**Work instructions**
Please give the listing again, word for word, with nothing left out.

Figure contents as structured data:
######
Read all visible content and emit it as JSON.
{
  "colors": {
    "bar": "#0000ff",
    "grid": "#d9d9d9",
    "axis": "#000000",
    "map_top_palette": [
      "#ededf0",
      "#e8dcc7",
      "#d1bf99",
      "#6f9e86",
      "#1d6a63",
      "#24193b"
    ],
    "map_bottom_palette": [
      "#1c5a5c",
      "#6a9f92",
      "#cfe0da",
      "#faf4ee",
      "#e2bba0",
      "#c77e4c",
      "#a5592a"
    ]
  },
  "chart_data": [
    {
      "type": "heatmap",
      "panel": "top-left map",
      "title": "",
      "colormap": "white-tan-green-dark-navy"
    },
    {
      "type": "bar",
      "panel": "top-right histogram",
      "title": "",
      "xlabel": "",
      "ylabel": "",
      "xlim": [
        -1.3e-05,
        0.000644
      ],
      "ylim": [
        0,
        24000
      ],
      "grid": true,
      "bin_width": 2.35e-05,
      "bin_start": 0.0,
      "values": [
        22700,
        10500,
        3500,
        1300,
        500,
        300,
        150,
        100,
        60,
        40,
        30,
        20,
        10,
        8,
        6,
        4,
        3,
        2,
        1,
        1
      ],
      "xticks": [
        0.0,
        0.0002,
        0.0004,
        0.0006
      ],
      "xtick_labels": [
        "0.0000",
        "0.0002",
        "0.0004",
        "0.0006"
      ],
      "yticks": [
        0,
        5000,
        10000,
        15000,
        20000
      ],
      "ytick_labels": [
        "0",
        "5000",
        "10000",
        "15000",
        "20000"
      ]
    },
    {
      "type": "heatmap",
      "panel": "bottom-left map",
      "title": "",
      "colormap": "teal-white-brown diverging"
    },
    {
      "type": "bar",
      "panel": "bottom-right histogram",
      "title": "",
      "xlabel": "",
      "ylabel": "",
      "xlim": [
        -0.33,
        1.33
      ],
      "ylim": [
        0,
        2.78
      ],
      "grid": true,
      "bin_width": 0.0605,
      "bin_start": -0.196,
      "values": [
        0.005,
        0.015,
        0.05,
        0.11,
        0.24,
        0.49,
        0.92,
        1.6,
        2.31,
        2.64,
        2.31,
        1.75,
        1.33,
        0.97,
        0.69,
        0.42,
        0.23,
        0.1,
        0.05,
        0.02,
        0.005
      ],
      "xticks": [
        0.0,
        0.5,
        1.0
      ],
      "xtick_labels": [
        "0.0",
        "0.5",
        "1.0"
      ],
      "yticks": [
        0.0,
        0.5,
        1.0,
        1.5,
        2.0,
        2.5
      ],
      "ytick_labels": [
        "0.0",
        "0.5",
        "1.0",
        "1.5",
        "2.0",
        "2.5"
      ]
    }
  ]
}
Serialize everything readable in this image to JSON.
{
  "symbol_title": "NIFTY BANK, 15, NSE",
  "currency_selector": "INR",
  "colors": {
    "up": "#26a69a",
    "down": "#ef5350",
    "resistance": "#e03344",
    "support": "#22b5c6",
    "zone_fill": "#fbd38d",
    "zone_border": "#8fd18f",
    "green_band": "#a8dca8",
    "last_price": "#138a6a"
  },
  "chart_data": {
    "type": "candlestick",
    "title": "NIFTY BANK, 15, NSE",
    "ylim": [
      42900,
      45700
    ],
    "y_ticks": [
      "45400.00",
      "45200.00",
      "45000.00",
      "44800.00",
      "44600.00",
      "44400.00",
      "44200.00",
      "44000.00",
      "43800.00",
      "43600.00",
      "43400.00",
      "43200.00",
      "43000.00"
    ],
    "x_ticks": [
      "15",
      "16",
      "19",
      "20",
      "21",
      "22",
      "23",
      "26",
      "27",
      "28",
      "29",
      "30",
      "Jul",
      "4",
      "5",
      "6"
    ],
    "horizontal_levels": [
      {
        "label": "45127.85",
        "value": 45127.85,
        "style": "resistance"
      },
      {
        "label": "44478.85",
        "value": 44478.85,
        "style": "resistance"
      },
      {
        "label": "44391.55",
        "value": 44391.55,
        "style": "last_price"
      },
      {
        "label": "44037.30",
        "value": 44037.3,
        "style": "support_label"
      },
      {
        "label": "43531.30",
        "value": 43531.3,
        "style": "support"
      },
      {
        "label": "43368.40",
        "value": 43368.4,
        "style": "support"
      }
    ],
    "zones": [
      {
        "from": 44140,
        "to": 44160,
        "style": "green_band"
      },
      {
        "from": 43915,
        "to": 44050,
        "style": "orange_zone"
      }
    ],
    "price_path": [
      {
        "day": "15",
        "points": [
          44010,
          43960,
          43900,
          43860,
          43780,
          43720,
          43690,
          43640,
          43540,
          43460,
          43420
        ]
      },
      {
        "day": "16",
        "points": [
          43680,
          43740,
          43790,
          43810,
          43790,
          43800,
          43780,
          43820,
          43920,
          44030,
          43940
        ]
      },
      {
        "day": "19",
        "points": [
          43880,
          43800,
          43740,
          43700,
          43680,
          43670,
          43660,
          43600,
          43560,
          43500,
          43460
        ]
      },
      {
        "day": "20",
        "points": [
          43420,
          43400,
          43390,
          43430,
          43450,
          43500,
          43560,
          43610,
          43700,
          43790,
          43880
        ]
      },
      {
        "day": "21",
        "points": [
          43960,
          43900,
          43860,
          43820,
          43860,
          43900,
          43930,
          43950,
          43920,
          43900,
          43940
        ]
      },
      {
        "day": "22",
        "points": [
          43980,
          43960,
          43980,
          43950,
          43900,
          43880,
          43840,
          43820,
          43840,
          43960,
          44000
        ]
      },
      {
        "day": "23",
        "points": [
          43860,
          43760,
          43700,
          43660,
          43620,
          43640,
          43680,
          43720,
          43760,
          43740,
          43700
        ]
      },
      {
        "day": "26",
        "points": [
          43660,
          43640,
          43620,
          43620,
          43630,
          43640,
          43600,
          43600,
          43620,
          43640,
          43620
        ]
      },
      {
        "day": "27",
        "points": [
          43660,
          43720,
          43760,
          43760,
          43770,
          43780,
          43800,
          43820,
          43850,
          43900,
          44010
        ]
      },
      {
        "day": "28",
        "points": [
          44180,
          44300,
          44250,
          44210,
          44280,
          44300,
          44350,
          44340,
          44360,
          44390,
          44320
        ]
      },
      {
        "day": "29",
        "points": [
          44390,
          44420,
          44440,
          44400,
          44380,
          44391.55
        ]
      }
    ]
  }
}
######
**Task result**
Read all visible content and emit it as JSON.
{
  "colors": {
    "bar": "#0000ff",
    "grid": "#d9d9d9",
    "axis": "#000000",
    "map_top_palette": [
      "#ededf0",
      "#e8dcc7",
      "#d1bf99",
      "#6f9e86",
      "#1d6a63",
      "#24193b"
    ],
    "map_bottom_palette": [
      "#1c5a5c",
      "#6a9f92",
      "#cfe0da",
      "#faf4ee",
      "#e2bba0",
      "#c77e4c",
      "#a5592a"
    ]
  },
  "chart_data": [
    {
      "type": "heatmap",
      "panel": "top-left map",
      "title": "",
      "colormap": "white-tan-green-dark-navy"
    },
    {
      "type": "bar",
      "panel": "top-right histogram",
      "title": "",
      "xlabel": "",
      "ylabel": "",
      "xlim": [
        -1.3e-05,
        0.000644
      ],
      "ylim": [
        0,
        24000
      ],
      "grid": true,
      "bin_width": 2.35e-05,
      "bin_start": 0.0,
      "values": [
        22700,
        10500,
        3500,
        1300,
        500,
        300,
        150,
        100,
        60,
        40,
        30,
        20,
        10,
        8,
        6,
        4,
        3,
        2,
        1,
        1
      ],
      "xticks": [
        0.0,
        0.0002,
        0.0004,
        0.0006
      ],
      "xtick_labels": [
        "0.0000",
        "0.0002",
        "0.0004",
        "0.0006"
      ],
      "yticks": [
        0,
        5000,
        10000,
        15000,
        20000
      ],
      "ytick_labels": [
        "0",
        "5000",
        "10000",
        "15000",
        "20000"
      ]
    },
    {
      "type": "heatmap",
      "panel": "bottom-left map",
      "title": "",
      "colormap": "teal-white-brown diverging"
    },
    {
      "type": "bar",
      "panel": "bottom-right histogram",
      "title": "",
      "xlabel": "",
      "ylabel": "",
      "xlim": [
        -0.33,
        1.33
      ],
      "ylim": [
        0,
        2.78
      ],
      "grid": true,
      "bin_width": 0.0605,
      "bin_start": -0.196,
      "values": [
        0.005,
        0.015,
        0.05,
        0.11,
        0.24,
        0.49,
        0.92,
        1.6,
        2.31,
        2.64,
        2.31,
        1.75,
        1.33,
        0.97,
        0.69,
        0.42,
        0.23,
        0.1,
        0.05,
        0.02,
        0.005
      ],
      "xticks": [
        0.0,
        0.5,
        1.0
      ],
      "xtick_labels": [
        "0.0",
        "0.5",
        "1.0"
      ],
      "yticks": [
        0.0,
        0.5,
        1.0,
        1.5,
        2.0,
        2.5
      ],
      "ytick_labels": [
        "0.0",
        "0.5",
        "1.0",
        "1.5",
        "2.0",
        "2.5"
      ]
    }
  ]
}
Serialize everything readable in this image to JSON.
{
  "symbol_title": "NIFTY BANK, 15, NSE",
  "currency_selector": "INR",
  "colors": {
    "up": "#26a69a",
    "down": "#ef5350",
    "resistance": "#e03344",
    "support": "#22b5c6",
    "zone_fill": "#fbd38d",
    "zone_border": "#8fd18f",
    "green_band": "#a8dca8",
    "last_price": "#138a6a"
  },
  "chart_data": {
    "type": "candlestick",
    "title": "NIFTY BANK, 15, NSE",
    "ylim": [
      42900,
      45700
    ],
    "y_ticks": [
      "45400.00",
      "45200.00",
      "45000.00",
      "44800.00",
      "44600.00",
      "44400.00",
      "44200.00",
      "44000.00",
      "43800.00",
      "43600.00",
      "43400.00",
      "43200.00",
      "43000.00"
    ],
    "x_ticks": [
      "15",
      "16",
      "19",
      "20",
      "21",
      "22",
      "23",
      "26",
      "27",
      "28",
      "29",
      "30",
      "Jul",
      "4",
      "5",
      "6"
    ],
    "horizontal_levels": [
      {
        "label": "45127.85",
        "value": 45127.85,
        "style": "resistance"
      },
      {
        "label": "44478.85",
        "value": 44478.85,
        "style": "resistance"
      },
      {
        "label": "44391.55",
        "value": 44391.55,
        "style": "last_price"
      },
      {
        "label": "44037.30",
        "value": 44037.3,
        "style": "support_label"
      },
      {
        "label": "43531.30",
        "value": 43531.3,
        "style": "support"
      },
      {
        "label": "43368.40",
        "value": 43368.4,
        "style": "support"
      }
    ],
    "zones": [
      {
        "from": 44140,
        "to": 44160,
        "style": "green_band"
      },
      {
        "from": 43915,
        "to": 44050,
        "style": "orange_zone"
      }
    ],
    "price_path": [
      {
        "day": "15",
        "points": [
          44010,
          43960,
          43900,
          43860,
          43780,
          43720,
          43690,
          43640,
          43540,
          43460,
          43420
        ]
      },
      {
        "day": "16",
        "points": [
          43680,
          43740,
          43790,
          43810,
          43790,
          43800,
          43780,
          43820,
          43920,
          44030,
          43940
        ]
      },
      {
        "day": "19",
        "points": [
          43880,
          43800,
          43740,
          43700,
          43680,
          43670,
          43660,
          43600,
          43560,
          43500,
          43460
        ]
      },
      {
        "day": "20",
        "points": [
          43420,
          43400,
          43390,
          43430,
          43450,
          43500,
          43560,
          43610,
          43700,
          43790,
          43880
        ]
      },
      {
        "day": "21",
        "points": [
          43960,
          43900,
          43860,
          43820,
          43860,
          43900,
          43930,
          43950,
          43920,
          43900,
          43940
        ]
      },
      {
        "day": "22",
        "points": [
          43980,
          43960,
          43980,
          43950,
          43900,
          43880,
          43840,
          43820,
          43840,
          43960,
          44000
        ]
      },
      {
        "day": "23",
        "points": [
          43860,
          43760,
          43700,
          43660,
          43620,
          43640,
          43680,
          43720,
          43760,
          43740,
          43700
        ]
      },
      {
        "day": "26",
        "points": [
          43660,
          43640,
          43620,
          43620,
          43630,
          43640,
          43600,
          43600,
          43620,
          43640,
          43620
        ]
      },
      {
        "day": "27",
        "points": [
          43660,
          43720,
          43760,
          43760,
          43770,
          43780,
          43800,
          43820,
          43850,
          43900,
          44010
        ]
      },
      {
        "day": "28",
        "points": [
          44180,
          44300,
          44250,
          44210,
          44280,
          44300,
          44350,
          44340,
          44360,
          44390,
          44320
        ]
      },
      {
        "day": "29",
        "points": [
          44390,
          44420,
          44440,
          44400,
          44380,
          44391.55
        ]
      }
    ]
  }
}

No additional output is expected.